• GIVEN PROBLEM: Repeat the lines below exactly as they appear, but leave out the images.

+++

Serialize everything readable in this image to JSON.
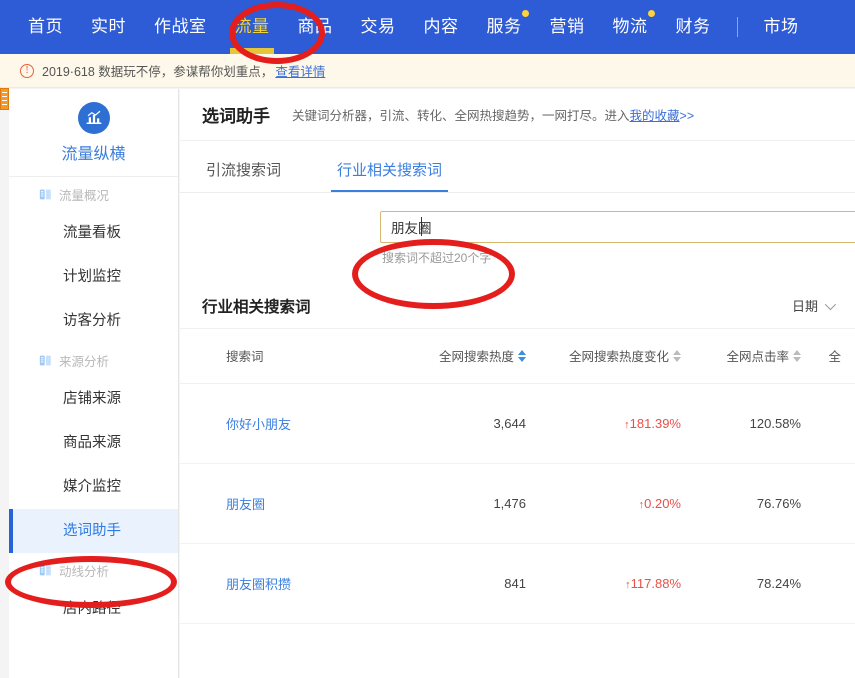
{
  "topnav": {
    "items": [
      {
        "label": "首页",
        "active": false,
        "badge": false
      },
      {
        "label": "实时",
        "active": false,
        "badge": false
      },
      {
        "label": "作战室",
        "active": false,
        "badge": false
      },
      {
        "label": "流量",
        "active": true,
        "badge": false
      },
      {
        "label": "商品",
        "active": false,
        "badge": false
      },
      {
        "label": "交易",
        "active": false,
        "badge": false
      },
      {
        "label": "内容",
        "active": false,
        "badge": false
      },
      {
        "label": "服务",
        "active": false,
        "badge": true
      },
      {
        "label": "营销",
        "active": false,
        "badge": false
      },
      {
        "label": "物流",
        "active": false,
        "badge": true
      },
      {
        "label": "财务",
        "active": false,
        "badge": false
      },
      {
        "label": "市场",
        "active": false,
        "badge": false
      }
    ],
    "active_color": "#f2d23c",
    "bg_color": "#2e5bd6",
    "badge_color": "#ffd43b"
  },
  "notice": {
    "icon": "exclamation-circle-icon",
    "text": "2019·618 数据玩不停，参谋帮你划重点，",
    "link": "查看详情",
    "bg_color": "#fdf8e9"
  },
  "sidebar": {
    "logo_icon": "chart-pillar-icon",
    "title": "流量纵横",
    "title_color": "#3d7ddb",
    "sections": [
      {
        "group": "流量概况",
        "group_icon": "report-icon",
        "items": [
          {
            "label": "流量看板",
            "active": false
          },
          {
            "label": "计划监控",
            "active": false
          },
          {
            "label": "访客分析",
            "active": false
          }
        ]
      },
      {
        "group": "来源分析",
        "group_icon": "report-icon",
        "items": [
          {
            "label": "店铺来源",
            "active": false
          },
          {
            "label": "商品来源",
            "active": false
          },
          {
            "label": "媒介监控",
            "active": false
          },
          {
            "label": "选词助手",
            "active": true
          }
        ]
      },
      {
        "group": "动线分析",
        "group_icon": "report-icon",
        "items": [
          {
            "label": "店内路径",
            "active": false
          }
        ]
      }
    ],
    "active_bg": "#e9f2fd",
    "active_border": "#2563d6"
  },
  "main": {
    "title": "选词助手",
    "subtitle_before": "关键词分析器，引流、转化、全网热搜趋势，一网打尽。进入",
    "subtitle_link": "我的收藏",
    "subtitle_after": ">>",
    "tabs": [
      {
        "label": "引流搜索词",
        "active": false
      },
      {
        "label": "行业相关搜索词",
        "active": true
      }
    ],
    "search": {
      "value": "朋友圈",
      "placeholder": "",
      "hint": "搜索词不超过20个字",
      "border_color": "#d8b871"
    },
    "section": {
      "title": "行业相关搜索词",
      "date_label": "日期",
      "date_icon": "chevron-down-icon"
    },
    "table": {
      "columns": [
        {
          "label": "搜索词",
          "sortable": false,
          "sorted": null
        },
        {
          "label": "全网搜索热度",
          "sortable": true,
          "sorted": "desc"
        },
        {
          "label": "全网搜索热度变化",
          "sortable": true,
          "sorted": null
        },
        {
          "label": "全网点击率",
          "sortable": true,
          "sorted": null
        },
        {
          "label": "全",
          "sortable": true,
          "sorted": null
        }
      ],
      "rows": [
        {
          "keyword": "你好小朋友",
          "heat": "3,644",
          "change": "181.39%",
          "change_dir": "up",
          "ctr": "120.58%"
        },
        {
          "keyword": "朋友圈",
          "heat": "1,476",
          "change": "0.20%",
          "change_dir": "up",
          "ctr": "76.76%"
        },
        {
          "keyword": "朋友圈积攒",
          "heat": "841",
          "change": "117.88%",
          "change_dir": "up",
          "ctr": "78.24%"
        }
      ],
      "up_arrow": "↑",
      "trend_up_color": "#e8504a"
    }
  },
  "annotations": {
    "color": "#e41d1d",
    "shapes": [
      {
        "name": "annotation-circle-nav-traffic",
        "target": "流量"
      },
      {
        "name": "annotation-circle-search-input",
        "target": "朋友圈"
      },
      {
        "name": "annotation-circle-sidebar-keyword-helper",
        "target": "选词助手"
      }
    ]
  }
}
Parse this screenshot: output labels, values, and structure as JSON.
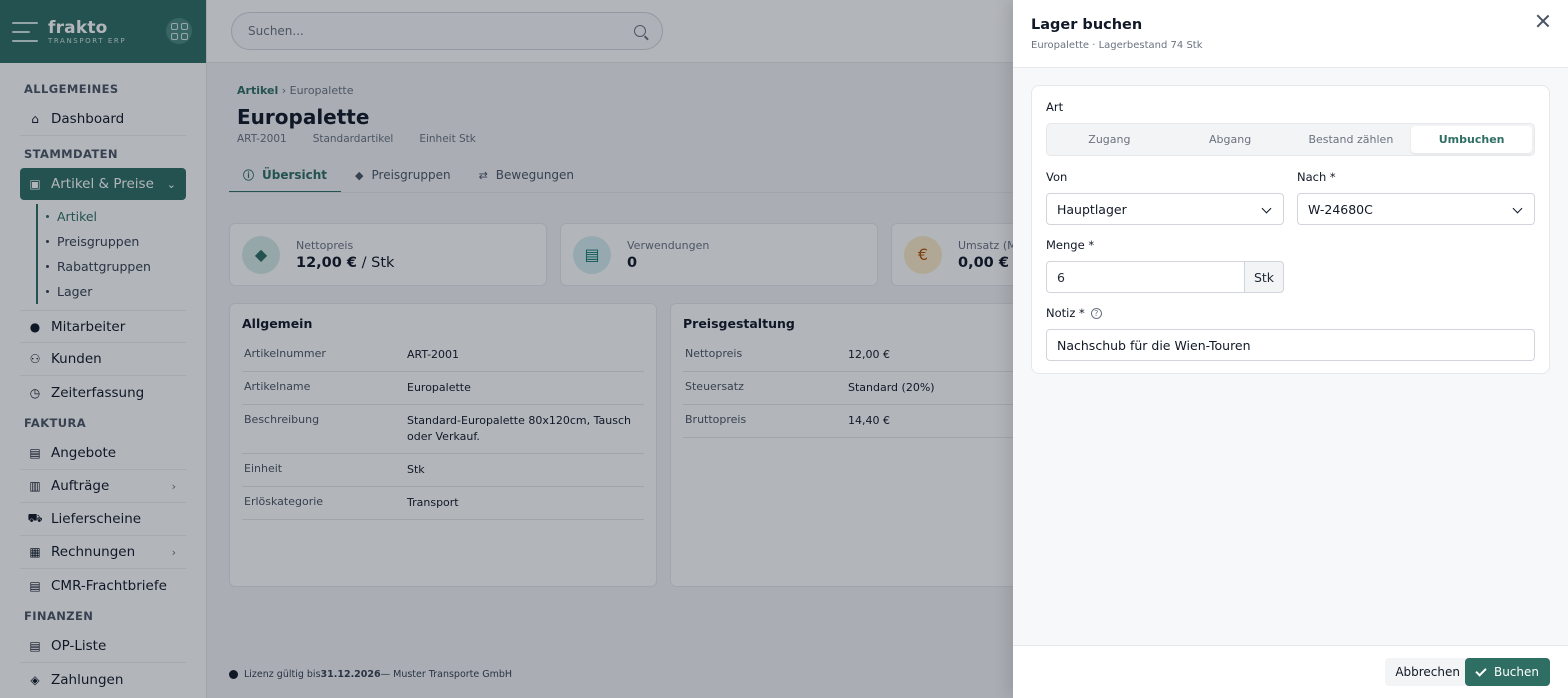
{
  "brand": {
    "name": "frakto",
    "sub": "TRANSPORT ERP"
  },
  "search": {
    "placeholder": "Suchen..."
  },
  "sidebar": {
    "sections": {
      "general": "ALLGEMEINES",
      "master": "STAMMDATEN",
      "billing": "FAKTURA",
      "finance": "FINANZEN"
    },
    "items": {
      "dashboard": "Dashboard",
      "articles": "Artikel & Preise",
      "employees": "Mitarbeiter",
      "customers": "Kunden",
      "timetracking": "Zeiterfassung",
      "quotes": "Angebote",
      "orders": "Aufträge",
      "delivery": "Lieferscheine",
      "invoices": "Rechnungen",
      "cmr": "CMR-Frachtbriefe",
      "oplist": "OP-Liste",
      "payments": "Zahlungen"
    },
    "sub_items": [
      "Artikel",
      "Preisgruppen",
      "Rabattgruppen",
      "Lager"
    ]
  },
  "breadcrumb": {
    "root": "Artikel",
    "sep": "›",
    "current": "Europalette"
  },
  "page": {
    "title": "Europalette",
    "meta": [
      "ART-2001",
      "Standardartikel",
      "Einheit Stk"
    ],
    "tabs": [
      "Übersicht",
      "Preisgruppen",
      "Bewegungen"
    ]
  },
  "stats": [
    {
      "label": "Nettopreis",
      "value": "12,00 €",
      "unit": " / Stk"
    },
    {
      "label": "Verwendungen",
      "value": "0",
      "unit": ""
    },
    {
      "label": "Umsatz (M",
      "value": "0,00 €",
      "unit": ""
    }
  ],
  "general_card": {
    "title": "Allgemein",
    "rows": [
      {
        "k": "Artikelnummer",
        "v": "ART-2001"
      },
      {
        "k": "Artikelname",
        "v": "Europalette"
      },
      {
        "k": "Beschreibung",
        "v": "Standard-Europalette 80x120cm, Tausch oder Verkauf."
      },
      {
        "k": "Einheit",
        "v": "Stk"
      },
      {
        "k": "Erlöskategorie",
        "v": "Transport"
      }
    ]
  },
  "pricing_card": {
    "title": "Preisgestaltung",
    "rows": [
      {
        "k": "Nettopreis",
        "v": "12,00 €"
      },
      {
        "k": "Steuersatz",
        "v": "Standard (20%)"
      },
      {
        "k": "Bruttopreis",
        "v": "14,40 €"
      }
    ]
  },
  "footer": {
    "prefix": "Lizenz gültig bis ",
    "date": "31.12.2026",
    "suffix": " — Muster Transporte GmbH"
  },
  "drawer": {
    "title": "Lager buchen",
    "subtitle": "Europalette · Lagerbestand 74 Stk",
    "art_label": "Art",
    "segments": [
      "Zugang",
      "Abgang",
      "Bestand zählen",
      "Umbuchen"
    ],
    "from_label": "Von",
    "from_value": "Hauptlager",
    "to_label": "Nach *",
    "to_value": "W-24680C",
    "qty_label": "Menge *",
    "qty_value": "6",
    "qty_unit": "Stk",
    "note_label": "Notiz *",
    "note_help": "?",
    "note_value": "Nachschub für die Wien-Touren",
    "cancel": "Abbrechen",
    "submit": "Buchen"
  },
  "colors": {
    "accent": "#2e6e63"
  }
}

+++

• TASK ANSWER:
Serialize everything readable in this image to JSON.
{
  "topnav": {
    "items": [
      {
        "label": "首页",
        "active": false,
        "badge": false
      },
      {
        "label": "实时",
        "active": false,
        "badge": false
      },
      {
        "label": "作战室",
        "active": false,
        "badge": false
      },
      {
        "label": "流量",
        "active": true,
        "badge": false
      },
      {
        "label": "商品",
        "active": false,
        "badge": false
      },
      {
        "label": "交易",
        "active": false,
        "badge": false
      },
      {
        "label": "内容",
        "active": false,
        "badge": false
      },
      {
        "label": "服务",
        "active": false,
        "badge": true
      },
      {
        "label": "营销",
        "active": false,
        "badge": false
      },
      {
        "label": "物流",
        "active": false,
        "badge": true
      },
      {
        "label": "财务",
        "active": false,
        "badge": false
      },
      {
        "label": "市场",
        "active": false,
        "badge": false
      }
    ],
    "active_color": "#f2d23c",
    "bg_color": "#2e5bd6",
    "badge_color": "#ffd43b"
  },
  "notice": {
    "icon": "exclamation-circle-icon",
    "text": "2019·618 数据玩不停，参谋帮你划重点，",
    "link": "查看详情",
    "bg_color": "#fdf8e9"
  },
  "sidebar": {
    "logo_icon": "chart-pillar-icon",
    "title": "流量纵横",
    "title_color": "#3d7ddb",
    "sections": [
      {
        "group": "流量概况",
        "group_icon": "report-icon",
        "items": [
          {
            "label": "流量看板",
            "active": false
          },
          {
            "label": "计划监控",
            "active": false
          },
          {
            "label": "访客分析",
            "active": false
          }
        ]
      },
      {
        "group": "来源分析",
        "group_icon": "report-icon",
        "items": [
          {
            "label": "店铺来源",
            "active": false
          },
          {
            "label": "商品来源",
            "active": false
          },
          {
            "label": "媒介监控",
            "active": false
          },
          {
            "label": "选词助手",
            "active": true
          }
        ]
      },
      {
        "group": "动线分析",
        "group_icon": "report-icon",
        "items": [
          {
            "label": "店内路径",
            "active": false
          }
        ]
      }
    ],
    "active_bg": "#e9f2fd",
    "active_border": "#2563d6"
  },
  "main": {
    "title": "选词助手",
    "subtitle_before": "关键词分析器，引流、转化、全网热搜趋势，一网打尽。进入",
    "subtitle_link": "我的收藏",
    "subtitle_after": ">>",
    "tabs": [
      {
        "label": "引流搜索词",
        "active": false
      },
      {
        "label": "行业相关搜索词",
        "active": true
      }
    ],
    "search": {
      "value": "朋友圈",
      "placeholder": "",
      "hint": "搜索词不超过20个字",
      "border_color": "#d8b871"
    },
    "section": {
      "title": "行业相关搜索词",
      "date_label": "日期",
      "date_icon": "chevron-down-icon"
    },
    "table": {
      "columns": [
        {
          "label": "搜索词",
          "sortable": false,
          "sorted": null
        },
        {
          "label": "全网搜索热度",
          "sortable": true,
          "sorted": "desc"
        },
        {
          "label": "全网搜索热度变化",
          "sortable": true,
          "sorted": null
        },
        {
          "label": "全网点击率",
          "sortable": true,
          "sorted": null
        },
        {
          "label": "全",
          "sortable": true,
          "sorted": null
        }
      ],
      "rows": [
        {
          "keyword": "你好小朋友",
          "heat": "3,644",
          "change": "181.39%",
          "change_dir": "up",
          "ctr": "120.58%"
        },
        {
          "keyword": "朋友圈",
          "heat": "1,476",
          "change": "0.20%",
          "change_dir": "up",
          "ctr": "76.76%"
        },
        {
          "keyword": "朋友圈积攒",
          "heat": "841",
          "change": "117.88%",
          "change_dir": "up",
          "ctr": "78.24%"
        }
      ],
      "up_arrow": "↑",
      "trend_up_color": "#e8504a"
    }
  },
  "annotations": {
    "color": "#e41d1d",
    "shapes": [
      {
        "name": "annotation-circle-nav-traffic",
        "target": "流量"
      },
      {
        "name": "annotation-circle-search-input",
        "target": "朋友圈"
      },
      {
        "name": "annotation-circle-sidebar-keyword-helper",
        "target": "选词助手"
      }
    ]
  }
}
Parse this screenshot: output labels, values, and structure as JSON.
{
  "brand": {
    "name": "frakto",
    "sub": "TRANSPORT ERP"
  },
  "search": {
    "placeholder": "Suchen..."
  },
  "sidebar": {
    "sections": {
      "general": "ALLGEMEINES",
      "master": "STAMMDATEN",
      "billing": "FAKTURA",
      "finance": "FINANZEN"
    },
    "items": {
      "dashboard": "Dashboard",
      "articles": "Artikel & Preise",
      "employees": "Mitarbeiter",
      "customers": "Kunden",
      "timetracking": "Zeiterfassung",
      "quotes": "Angebote",
      "orders": "Aufträge",
      "delivery": "Lieferscheine",
      "invoices": "Rechnungen",
      "cmr": "CMR-Frachtbriefe",
      "oplist": "OP-Liste",
      "payments": "Zahlungen"
    },
    "sub_items": [
      "Artikel",
      "Preisgruppen",
      "Rabattgruppen",
      "Lager"
    ]
  },
  "breadcrumb": {
    "root": "Artikel",
    "sep": "›",
    "current": "Europalette"
  },
  "page": {
    "title": "Europalette",
    "meta": [
      "ART-2001",
      "Standardartikel",
      "Einheit Stk"
    ],
    "tabs": [
      "Übersicht",
      "Preisgruppen",
      "Bewegungen"
    ]
  },
  "stats": [
    {
      "label": "Nettopreis",
      "value": "12,00 €",
      "unit": " / Stk"
    },
    {
      "label": "Verwendungen",
      "value": "0",
      "unit": ""
    },
    {
      "label": "Umsatz (M",
      "value": "0,00 €",
      "unit": ""
    }
  ],
  "general_card": {
    "title": "Allgemein",
    "rows": [
      {
        "k": "Artikelnummer",
        "v": "ART-2001"
      },
      {
        "k": "Artikelname",
        "v": "Europalette"
      },
      {
        "k": "Beschreibung",
        "v": "Standard-Europalette 80x120cm, Tausch oder Verkauf."
      },
      {
        "k": "Einheit",
        "v": "Stk"
      },
      {
        "k": "Erlöskategorie",
        "v": "Transport"
      }
    ]
  },
  "pricing_card": {
    "title": "Preisgestaltung",
    "rows": [
      {
        "k": "Nettopreis",
        "v": "12,00 €"
      },
      {
        "k": "Steuersatz",
        "v": "Standard (20%)"
      },
      {
        "k": "Bruttopreis",
        "v": "14,40 €"
      }
    ]
  },
  "footer": {
    "prefix": "Lizenz gültig bis ",
    "date": "31.12.2026",
    "suffix": " — Muster Transporte GmbH"
  },
  "drawer": {
    "title": "Lager buchen",
    "subtitle": "Europalette · Lagerbestand 74 Stk",
    "art_label": "Art",
    "segments": [
      "Zugang",
      "Abgang",
      "Bestand zählen",
      "Umbuchen"
    ],
    "from_label": "Von",
    "from_value": "Hauptlager",
    "to_label": "Nach *",
    "to_value": "W-24680C",
    "qty_label": "Menge *",
    "qty_value": "6",
    "qty_unit": "Stk",
    "note_label": "Notiz *",
    "note_help": "?",
    "note_value": "Nachschub für die Wien-Touren",
    "cancel": "Abbrechen",
    "submit": "Buchen"
  },
  "colors": {
    "accent": "#2e6e63"
  }
}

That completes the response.